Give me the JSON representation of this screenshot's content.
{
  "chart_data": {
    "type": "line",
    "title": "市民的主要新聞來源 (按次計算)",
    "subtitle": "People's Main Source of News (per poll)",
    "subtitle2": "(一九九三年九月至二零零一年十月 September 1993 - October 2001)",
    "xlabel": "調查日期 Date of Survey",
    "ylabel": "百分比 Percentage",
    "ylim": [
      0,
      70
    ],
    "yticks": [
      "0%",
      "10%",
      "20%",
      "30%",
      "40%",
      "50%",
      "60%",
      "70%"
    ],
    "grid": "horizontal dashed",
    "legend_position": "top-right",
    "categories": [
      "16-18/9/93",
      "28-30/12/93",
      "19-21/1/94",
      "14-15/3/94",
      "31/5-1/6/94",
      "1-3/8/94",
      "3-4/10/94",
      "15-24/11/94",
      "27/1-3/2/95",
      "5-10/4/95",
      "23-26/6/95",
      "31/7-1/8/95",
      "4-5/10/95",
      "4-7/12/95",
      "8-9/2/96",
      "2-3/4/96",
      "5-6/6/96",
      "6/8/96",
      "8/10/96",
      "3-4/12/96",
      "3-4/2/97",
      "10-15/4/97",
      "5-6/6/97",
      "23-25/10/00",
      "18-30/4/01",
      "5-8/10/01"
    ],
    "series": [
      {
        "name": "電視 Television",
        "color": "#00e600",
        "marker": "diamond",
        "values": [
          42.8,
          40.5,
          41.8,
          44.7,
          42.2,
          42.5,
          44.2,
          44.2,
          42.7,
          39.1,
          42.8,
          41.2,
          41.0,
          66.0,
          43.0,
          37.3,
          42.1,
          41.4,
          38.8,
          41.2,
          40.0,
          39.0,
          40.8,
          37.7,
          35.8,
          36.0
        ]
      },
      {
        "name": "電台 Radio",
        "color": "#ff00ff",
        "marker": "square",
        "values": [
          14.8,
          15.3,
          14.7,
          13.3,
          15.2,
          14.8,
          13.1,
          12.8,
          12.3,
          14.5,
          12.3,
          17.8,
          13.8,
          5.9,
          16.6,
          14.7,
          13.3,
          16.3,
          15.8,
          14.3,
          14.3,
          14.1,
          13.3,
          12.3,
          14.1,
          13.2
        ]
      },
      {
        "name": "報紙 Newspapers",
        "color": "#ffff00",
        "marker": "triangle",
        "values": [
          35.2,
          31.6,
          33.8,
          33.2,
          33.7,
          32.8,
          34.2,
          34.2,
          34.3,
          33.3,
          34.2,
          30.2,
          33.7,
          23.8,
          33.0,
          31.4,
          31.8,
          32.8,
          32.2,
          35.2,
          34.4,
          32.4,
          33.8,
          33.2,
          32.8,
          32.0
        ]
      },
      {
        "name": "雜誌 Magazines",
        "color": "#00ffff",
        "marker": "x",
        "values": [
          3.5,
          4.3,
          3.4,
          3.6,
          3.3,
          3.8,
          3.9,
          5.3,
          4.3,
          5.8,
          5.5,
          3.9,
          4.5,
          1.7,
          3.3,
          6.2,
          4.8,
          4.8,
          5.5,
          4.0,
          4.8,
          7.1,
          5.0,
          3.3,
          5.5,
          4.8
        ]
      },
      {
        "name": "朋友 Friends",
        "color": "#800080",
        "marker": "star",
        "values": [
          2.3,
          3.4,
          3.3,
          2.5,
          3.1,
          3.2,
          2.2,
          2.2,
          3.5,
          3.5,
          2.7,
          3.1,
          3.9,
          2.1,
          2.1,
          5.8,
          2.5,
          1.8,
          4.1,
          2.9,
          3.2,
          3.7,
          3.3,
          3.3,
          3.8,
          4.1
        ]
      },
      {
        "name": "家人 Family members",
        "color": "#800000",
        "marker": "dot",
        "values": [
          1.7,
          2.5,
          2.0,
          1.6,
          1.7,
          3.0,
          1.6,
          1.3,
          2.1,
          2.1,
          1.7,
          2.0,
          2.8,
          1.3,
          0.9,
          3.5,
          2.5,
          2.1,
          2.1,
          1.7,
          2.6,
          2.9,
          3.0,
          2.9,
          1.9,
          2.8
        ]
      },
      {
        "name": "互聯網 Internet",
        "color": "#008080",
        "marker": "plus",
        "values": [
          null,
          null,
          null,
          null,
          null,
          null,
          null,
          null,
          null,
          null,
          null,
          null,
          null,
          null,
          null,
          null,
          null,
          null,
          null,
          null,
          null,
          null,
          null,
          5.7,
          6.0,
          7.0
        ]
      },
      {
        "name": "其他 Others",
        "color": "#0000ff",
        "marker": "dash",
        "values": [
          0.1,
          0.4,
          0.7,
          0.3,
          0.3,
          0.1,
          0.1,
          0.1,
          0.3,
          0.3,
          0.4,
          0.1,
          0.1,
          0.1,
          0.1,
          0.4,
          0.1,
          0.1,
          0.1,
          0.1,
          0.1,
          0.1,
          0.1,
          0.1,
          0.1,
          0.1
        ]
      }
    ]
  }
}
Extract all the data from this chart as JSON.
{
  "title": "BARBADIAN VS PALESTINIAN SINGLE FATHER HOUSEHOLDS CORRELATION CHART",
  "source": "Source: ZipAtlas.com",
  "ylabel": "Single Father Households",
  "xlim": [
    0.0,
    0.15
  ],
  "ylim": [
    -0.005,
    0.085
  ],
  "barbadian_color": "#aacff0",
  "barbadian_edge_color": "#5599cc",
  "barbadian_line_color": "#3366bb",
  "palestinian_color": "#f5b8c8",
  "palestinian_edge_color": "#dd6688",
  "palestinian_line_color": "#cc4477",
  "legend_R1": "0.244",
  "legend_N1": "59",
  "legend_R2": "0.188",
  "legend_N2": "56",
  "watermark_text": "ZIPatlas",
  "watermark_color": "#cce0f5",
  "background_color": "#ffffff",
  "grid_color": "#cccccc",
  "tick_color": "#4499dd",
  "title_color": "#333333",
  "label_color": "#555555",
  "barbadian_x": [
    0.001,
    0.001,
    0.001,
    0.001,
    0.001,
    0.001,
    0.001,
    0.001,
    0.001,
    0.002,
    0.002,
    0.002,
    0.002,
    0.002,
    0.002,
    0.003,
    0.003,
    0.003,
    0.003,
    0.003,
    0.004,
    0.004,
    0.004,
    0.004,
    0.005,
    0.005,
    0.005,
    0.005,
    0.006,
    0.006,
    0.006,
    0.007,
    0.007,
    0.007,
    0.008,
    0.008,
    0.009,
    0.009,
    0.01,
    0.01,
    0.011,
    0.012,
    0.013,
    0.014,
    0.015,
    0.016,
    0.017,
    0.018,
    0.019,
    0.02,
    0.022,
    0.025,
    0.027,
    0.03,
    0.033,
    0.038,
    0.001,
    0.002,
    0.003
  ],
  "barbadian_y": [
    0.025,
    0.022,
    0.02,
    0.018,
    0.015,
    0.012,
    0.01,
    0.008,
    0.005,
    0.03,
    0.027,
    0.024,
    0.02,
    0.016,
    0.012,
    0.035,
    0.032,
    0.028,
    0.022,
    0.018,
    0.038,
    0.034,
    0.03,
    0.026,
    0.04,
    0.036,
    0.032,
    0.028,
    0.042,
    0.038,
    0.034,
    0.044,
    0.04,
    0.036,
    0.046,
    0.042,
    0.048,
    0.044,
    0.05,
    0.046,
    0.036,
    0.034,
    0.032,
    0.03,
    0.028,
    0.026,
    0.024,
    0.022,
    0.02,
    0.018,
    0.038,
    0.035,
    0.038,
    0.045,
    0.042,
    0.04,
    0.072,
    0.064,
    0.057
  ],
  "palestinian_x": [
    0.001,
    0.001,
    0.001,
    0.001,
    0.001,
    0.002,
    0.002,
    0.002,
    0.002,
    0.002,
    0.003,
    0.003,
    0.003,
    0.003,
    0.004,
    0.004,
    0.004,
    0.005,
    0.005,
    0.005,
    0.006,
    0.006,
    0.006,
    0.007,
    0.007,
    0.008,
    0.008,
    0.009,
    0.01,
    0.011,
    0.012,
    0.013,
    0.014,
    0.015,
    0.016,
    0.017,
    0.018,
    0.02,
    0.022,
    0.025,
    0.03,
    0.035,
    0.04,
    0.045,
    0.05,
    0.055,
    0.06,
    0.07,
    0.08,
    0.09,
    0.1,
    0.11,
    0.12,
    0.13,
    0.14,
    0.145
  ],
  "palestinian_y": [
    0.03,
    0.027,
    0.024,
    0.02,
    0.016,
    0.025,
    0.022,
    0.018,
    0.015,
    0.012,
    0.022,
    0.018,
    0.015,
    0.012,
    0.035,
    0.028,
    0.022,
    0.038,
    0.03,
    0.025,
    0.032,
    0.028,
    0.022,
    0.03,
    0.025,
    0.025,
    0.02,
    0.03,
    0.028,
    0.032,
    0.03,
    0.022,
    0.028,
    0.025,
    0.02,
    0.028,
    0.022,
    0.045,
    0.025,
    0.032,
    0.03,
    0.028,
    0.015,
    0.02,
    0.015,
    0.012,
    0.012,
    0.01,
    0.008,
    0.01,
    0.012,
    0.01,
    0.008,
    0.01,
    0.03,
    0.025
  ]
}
+++
_Set exercise_: Using the records above, copy each line that contains "JSON".

_Final answer_:
Give me the JSON representation of this screenshot's content.
Extract all the data from this chart as JSON.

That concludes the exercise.